▸ Input rows
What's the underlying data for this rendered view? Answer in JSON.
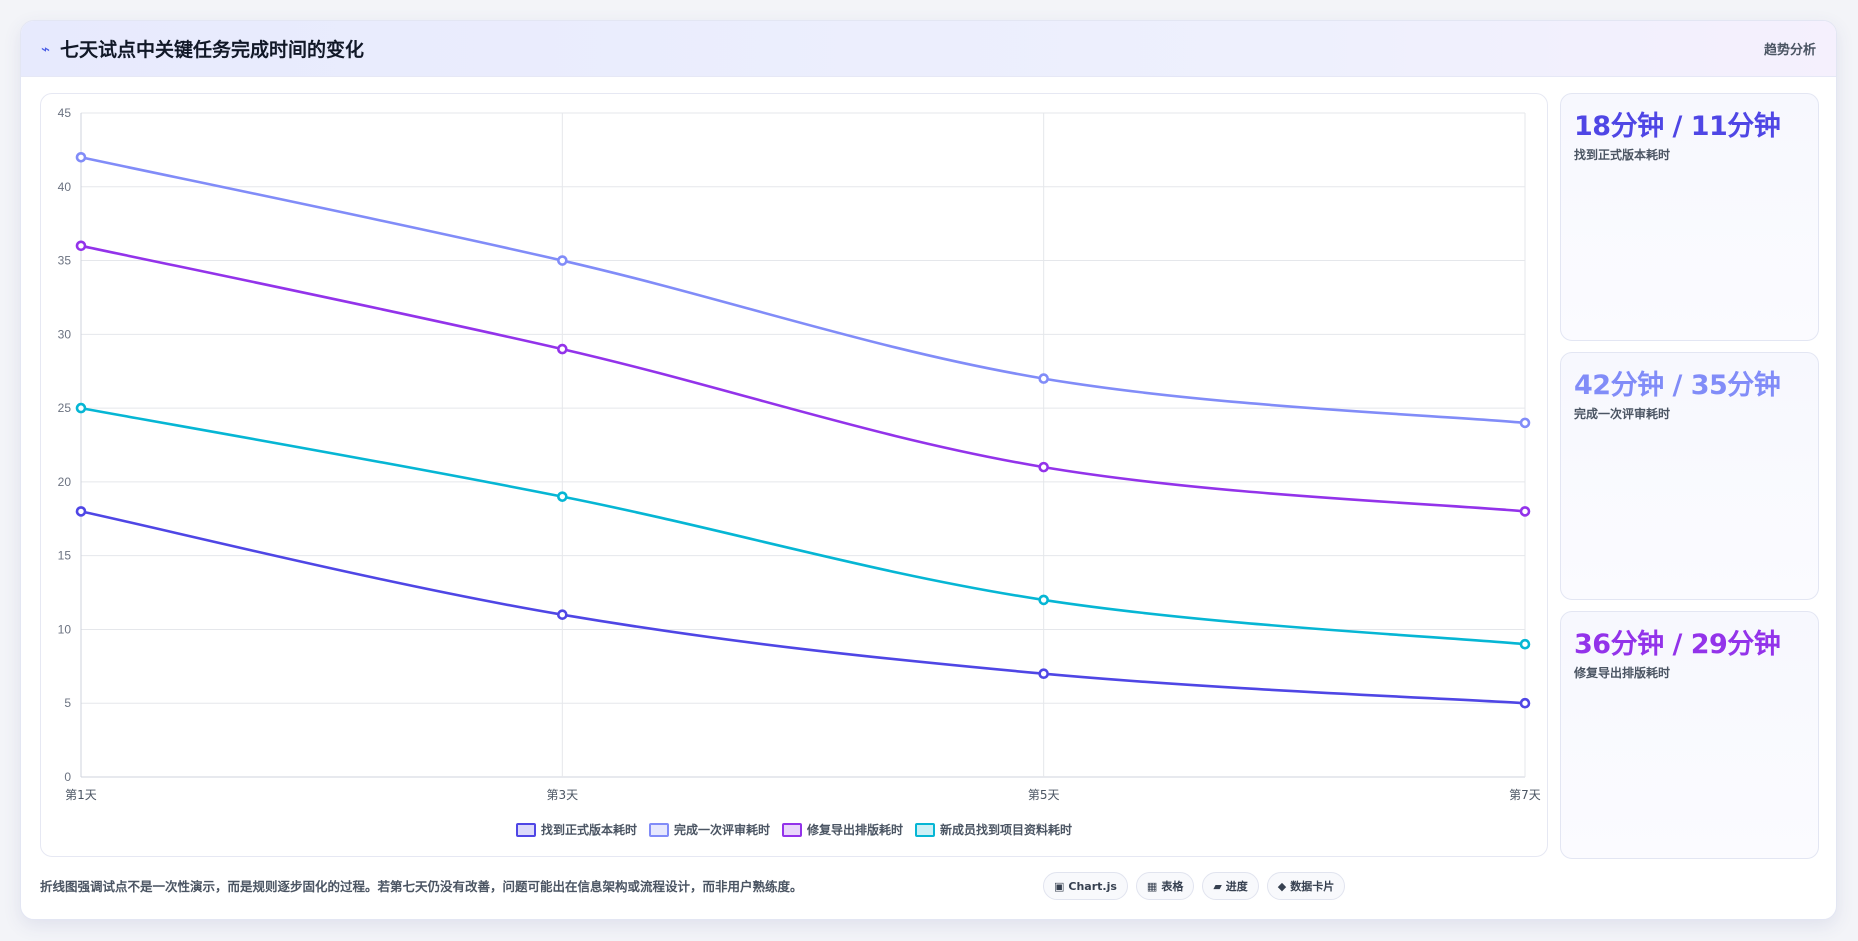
{
  "header": {
    "icon": "lightning-icon",
    "title": "七天试点中关键任务完成时间的变化",
    "right_label": "趋势分析"
  },
  "chart_data": {
    "type": "line",
    "categories": [
      "第1天",
      "第3天",
      "第5天",
      "第7天"
    ],
    "series": [
      {
        "name": "找到正式版本耗时",
        "values": [
          18,
          11,
          7,
          5
        ],
        "color": "#4f46e5"
      },
      {
        "name": "完成一次评审耗时",
        "values": [
          42,
          35,
          27,
          24
        ],
        "color": "#818cf8"
      },
      {
        "name": "修复导出排版耗时",
        "values": [
          36,
          29,
          21,
          18
        ],
        "color": "#9333ea"
      },
      {
        "name": "新成员找到项目资料耗时",
        "values": [
          25,
          19,
          12,
          9
        ],
        "color": "#06b6d4"
      }
    ],
    "ylim": [
      0,
      45
    ],
    "yticks": [
      0,
      5,
      10,
      15,
      20,
      25,
      30,
      35,
      40,
      45
    ],
    "grid": true,
    "legend_position": "bottom",
    "title": "",
    "xlabel": "",
    "ylabel": ""
  },
  "kpis": [
    {
      "value": "18分钟 / 11分钟",
      "label": "找到正式版本耗时",
      "color": "#4f46e5"
    },
    {
      "value": "42分钟 / 35分钟",
      "label": "完成一次评审耗时",
      "color": "#818cf8"
    },
    {
      "value": "36分钟 / 29分钟",
      "label": "修复导出排版耗时",
      "color": "#9333ea"
    }
  ],
  "footer": {
    "note": "折线图强调试点不是一次性演示，而是规则逐步固化的过程。若第七天仍没有改善，问题可能出在信息架构或流程设计，而非用户熟练度。",
    "chips": [
      {
        "icon": "▣",
        "label": "Chart.js"
      },
      {
        "icon": "▦",
        "label": "表格"
      },
      {
        "icon": "▰",
        "label": "进度"
      },
      {
        "icon": "◆",
        "label": "数据卡片"
      }
    ]
  }
}
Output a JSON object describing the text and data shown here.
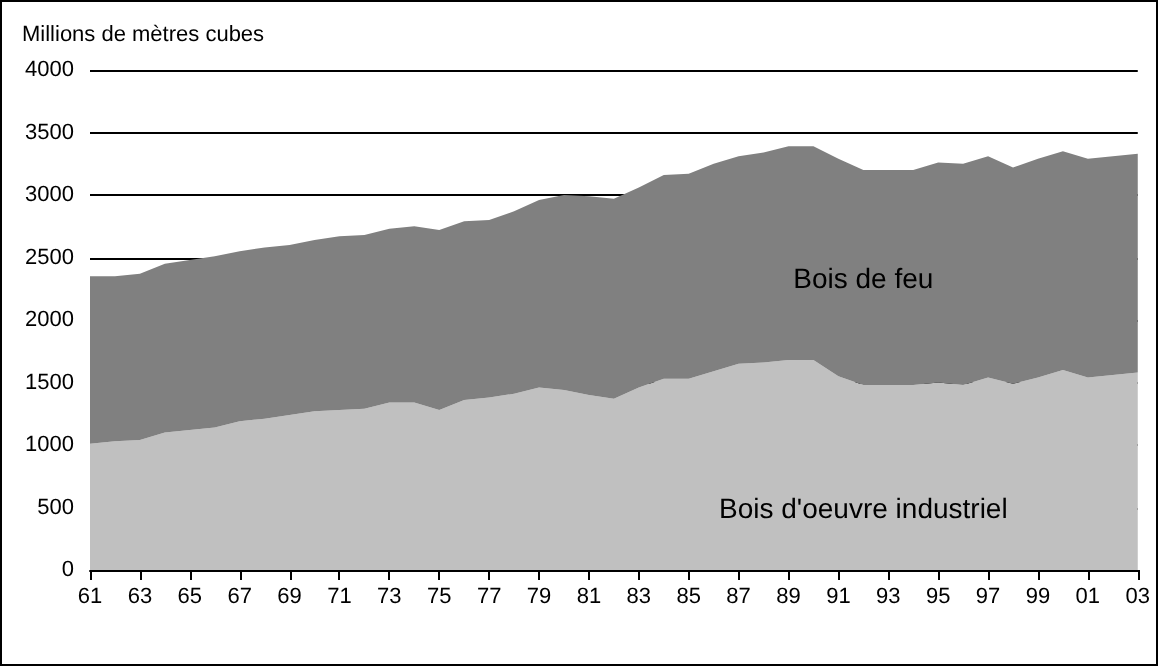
{
  "chart_data": {
    "type": "area",
    "stacked": true,
    "ylabel": "Millions de mètres cubes",
    "categories": [
      "61",
      null,
      "63",
      null,
      "65",
      null,
      "67",
      null,
      "69",
      null,
      "71",
      null,
      "73",
      null,
      "75",
      null,
      "77",
      null,
      "79",
      null,
      "81",
      null,
      "83",
      null,
      "85",
      null,
      "87",
      null,
      "89",
      null,
      "91",
      null,
      "93",
      null,
      "95",
      null,
      "97",
      null,
      "99",
      null,
      "01",
      null,
      "03"
    ],
    "series": [
      {
        "name": "Bois d'oeuvre industriel",
        "color": "#c0c0c0",
        "values": [
          1010,
          1030,
          1040,
          1100,
          1120,
          1140,
          1190,
          1210,
          1240,
          1270,
          1280,
          1290,
          1340,
          1340,
          1280,
          1360,
          1380,
          1410,
          1460,
          1440,
          1400,
          1370,
          1460,
          1530,
          1530,
          1590,
          1650,
          1660,
          1680,
          1680,
          1550,
          1480,
          1480,
          1480,
          1500,
          1480,
          1540,
          1490,
          1540,
          1600,
          1540,
          1560,
          1580
        ]
      },
      {
        "name": "Bois de feu",
        "color": "#808080",
        "values": [
          1340,
          1320,
          1330,
          1350,
          1360,
          1370,
          1360,
          1370,
          1360,
          1370,
          1390,
          1390,
          1390,
          1410,
          1440,
          1430,
          1420,
          1460,
          1500,
          1560,
          1590,
          1600,
          1600,
          1630,
          1640,
          1660,
          1660,
          1680,
          1710,
          1710,
          1740,
          1720,
          1720,
          1720,
          1760,
          1770,
          1770,
          1730,
          1750,
          1750,
          1750,
          1750,
          1750
        ]
      }
    ],
    "ylim": [
      0,
      4000
    ],
    "yticks": [
      0,
      500,
      1000,
      1500,
      2000,
      2500,
      3000,
      3500,
      4000
    ],
    "grid": "y",
    "legend": false
  }
}
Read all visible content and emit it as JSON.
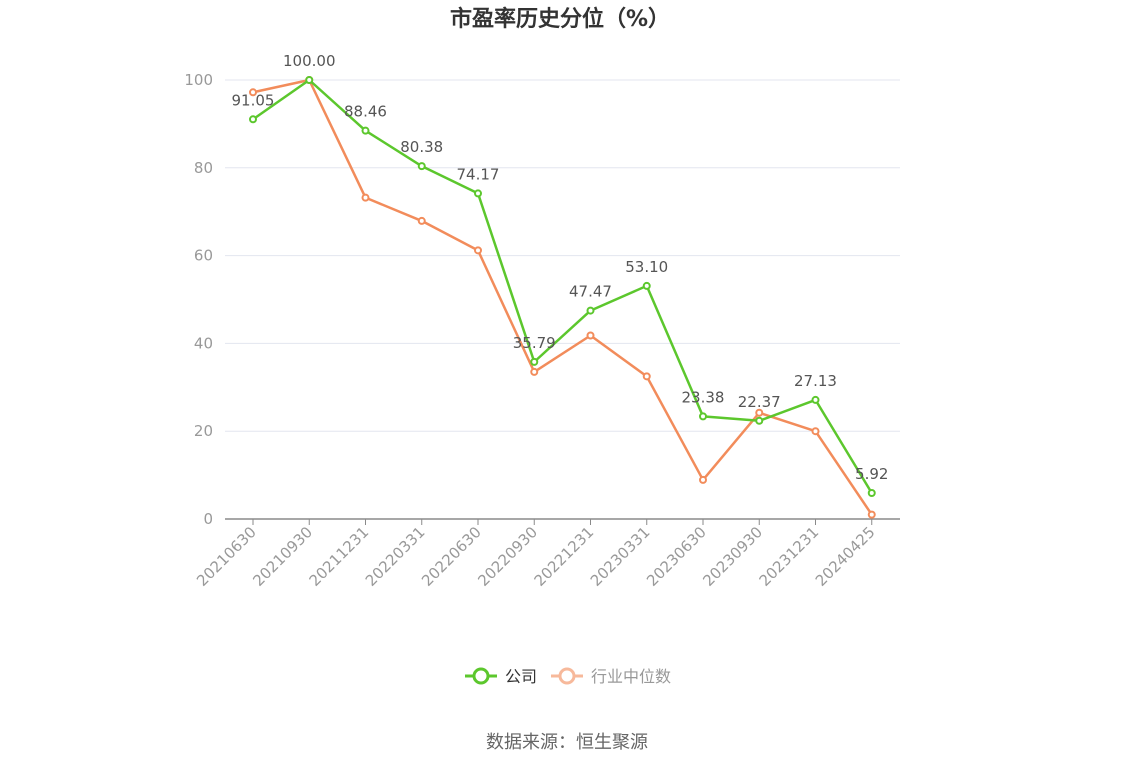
{
  "chart_data": {
    "type": "line",
    "title": "市盈率历史分位（%）",
    "categories": [
      "20210630",
      "20210930",
      "20211231",
      "20220331",
      "20220630",
      "20220930",
      "20221231",
      "20230331",
      "20230630",
      "20230930",
      "20231231",
      "20240425"
    ],
    "ylim": [
      0,
      100
    ],
    "yticks": [
      0,
      20,
      40,
      60,
      80,
      100
    ],
    "grid": true,
    "legend_position": "bottom-center",
    "series": [
      {
        "name": "公司",
        "color": "#5cc72d",
        "values": [
          91.05,
          100.0,
          88.46,
          80.38,
          74.17,
          35.79,
          47.47,
          53.1,
          23.38,
          22.37,
          27.13,
          5.92
        ],
        "labels": [
          "91.05",
          "100.00",
          "88.46",
          "80.38",
          "74.17",
          "35.79",
          "47.47",
          "53.10",
          "23.38",
          "22.37",
          "27.13",
          "5.92"
        ]
      },
      {
        "name": "行业中位数",
        "color": "#f28c5b",
        "legend_color": "#f7b99b",
        "values": [
          97.2,
          100.0,
          73.2,
          67.9,
          61.2,
          33.5,
          41.8,
          32.5,
          8.9,
          24.2,
          20.0,
          1.0
        ]
      }
    ],
    "source": "数据来源：恒生聚源"
  }
}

▸ What is required
Set the listing down in full and exactly. Pictures within it should not appear in the copy.

▸ Answer for this exercise
What's the underlying data for this rendered view? Answer in JSON.
{
  "header": {
    "icon": "lightning-icon",
    "title": "七天试点中关键任务完成时间的变化",
    "right_label": "趋势分析"
  },
  "chart_data": {
    "type": "line",
    "categories": [
      "第1天",
      "第3天",
      "第5天",
      "第7天"
    ],
    "series": [
      {
        "name": "找到正式版本耗时",
        "values": [
          18,
          11,
          7,
          5
        ],
        "color": "#4f46e5"
      },
      {
        "name": "完成一次评审耗时",
        "values": [
          42,
          35,
          27,
          24
        ],
        "color": "#818cf8"
      },
      {
        "name": "修复导出排版耗时",
        "values": [
          36,
          29,
          21,
          18
        ],
        "color": "#9333ea"
      },
      {
        "name": "新成员找到项目资料耗时",
        "values": [
          25,
          19,
          12,
          9
        ],
        "color": "#06b6d4"
      }
    ],
    "ylim": [
      0,
      45
    ],
    "yticks": [
      0,
      5,
      10,
      15,
      20,
      25,
      30,
      35,
      40,
      45
    ],
    "grid": true,
    "legend_position": "bottom",
    "title": "",
    "xlabel": "",
    "ylabel": ""
  },
  "kpis": [
    {
      "value": "18分钟 / 11分钟",
      "label": "找到正式版本耗时",
      "color": "#4f46e5"
    },
    {
      "value": "42分钟 / 35分钟",
      "label": "完成一次评审耗时",
      "color": "#818cf8"
    },
    {
      "value": "36分钟 / 29分钟",
      "label": "修复导出排版耗时",
      "color": "#9333ea"
    }
  ],
  "footer": {
    "note": "折线图强调试点不是一次性演示，而是规则逐步固化的过程。若第七天仍没有改善，问题可能出在信息架构或流程设计，而非用户熟练度。",
    "chips": [
      {
        "icon": "▣",
        "label": "Chart.js"
      },
      {
        "icon": "▦",
        "label": "表格"
      },
      {
        "icon": "▰",
        "label": "进度"
      },
      {
        "icon": "◆",
        "label": "数据卡片"
      }
    ]
  }
}
Output a JSON object describing the text and data shown here.
{
  "chart_data": {
    "type": "area",
    "stacked": true,
    "ylabel": "Millions de mètres cubes",
    "categories": [
      "61",
      null,
      "63",
      null,
      "65",
      null,
      "67",
      null,
      "69",
      null,
      "71",
      null,
      "73",
      null,
      "75",
      null,
      "77",
      null,
      "79",
      null,
      "81",
      null,
      "83",
      null,
      "85",
      null,
      "87",
      null,
      "89",
      null,
      "91",
      null,
      "93",
      null,
      "95",
      null,
      "97",
      null,
      "99",
      null,
      "01",
      null,
      "03"
    ],
    "series": [
      {
        "name": "Bois d'oeuvre industriel",
        "color": "#c0c0c0",
        "values": [
          1010,
          1030,
          1040,
          1100,
          1120,
          1140,
          1190,
          1210,
          1240,
          1270,
          1280,
          1290,
          1340,
          1340,
          1280,
          1360,
          1380,
          1410,
          1460,
          1440,
          1400,
          1370,
          1460,
          1530,
          1530,
          1590,
          1650,
          1660,
          1680,
          1680,
          1550,
          1480,
          1480,
          1480,
          1500,
          1480,
          1540,
          1490,
          1540,
          1600,
          1540,
          1560,
          1580
        ]
      },
      {
        "name": "Bois de feu",
        "color": "#808080",
        "values": [
          1340,
          1320,
          1330,
          1350,
          1360,
          1370,
          1360,
          1370,
          1360,
          1370,
          1390,
          1390,
          1390,
          1410,
          1440,
          1430,
          1420,
          1460,
          1500,
          1560,
          1590,
          1600,
          1600,
          1630,
          1640,
          1660,
          1660,
          1680,
          1710,
          1710,
          1740,
          1720,
          1720,
          1720,
          1760,
          1770,
          1770,
          1730,
          1750,
          1750,
          1750,
          1750,
          1750
        ]
      }
    ],
    "ylim": [
      0,
      4000
    ],
    "yticks": [
      0,
      500,
      1000,
      1500,
      2000,
      2500,
      3000,
      3500,
      4000
    ],
    "grid": "y",
    "legend": false
  }
}
Read all visible content and emit it as JSON.
{
  "chart_data": {
    "type": "line",
    "title": "市盈率历史分位（%）",
    "categories": [
      "20210630",
      "20210930",
      "20211231",
      "20220331",
      "20220630",
      "20220930",
      "20221231",
      "20230331",
      "20230630",
      "20230930",
      "20231231",
      "20240425"
    ],
    "ylim": [
      0,
      100
    ],
    "yticks": [
      0,
      20,
      40,
      60,
      80,
      100
    ],
    "grid": true,
    "legend_position": "bottom-center",
    "series": [
      {
        "name": "公司",
        "color": "#5cc72d",
        "values": [
          91.05,
          100.0,
          88.46,
          80.38,
          74.17,
          35.79,
          47.47,
          53.1,
          23.38,
          22.37,
          27.13,
          5.92
        ],
        "labels": [
          "91.05",
          "100.00",
          "88.46",
          "80.38",
          "74.17",
          "35.79",
          "47.47",
          "53.10",
          "23.38",
          "22.37",
          "27.13",
          "5.92"
        ]
      },
      {
        "name": "行业中位数",
        "color": "#f28c5b",
        "legend_color": "#f7b99b",
        "values": [
          97.2,
          100.0,
          73.2,
          67.9,
          61.2,
          33.5,
          41.8,
          32.5,
          8.9,
          24.2,
          20.0,
          1.0
        ]
      }
    ],
    "source": "数据来源：恒生聚源"
  }
}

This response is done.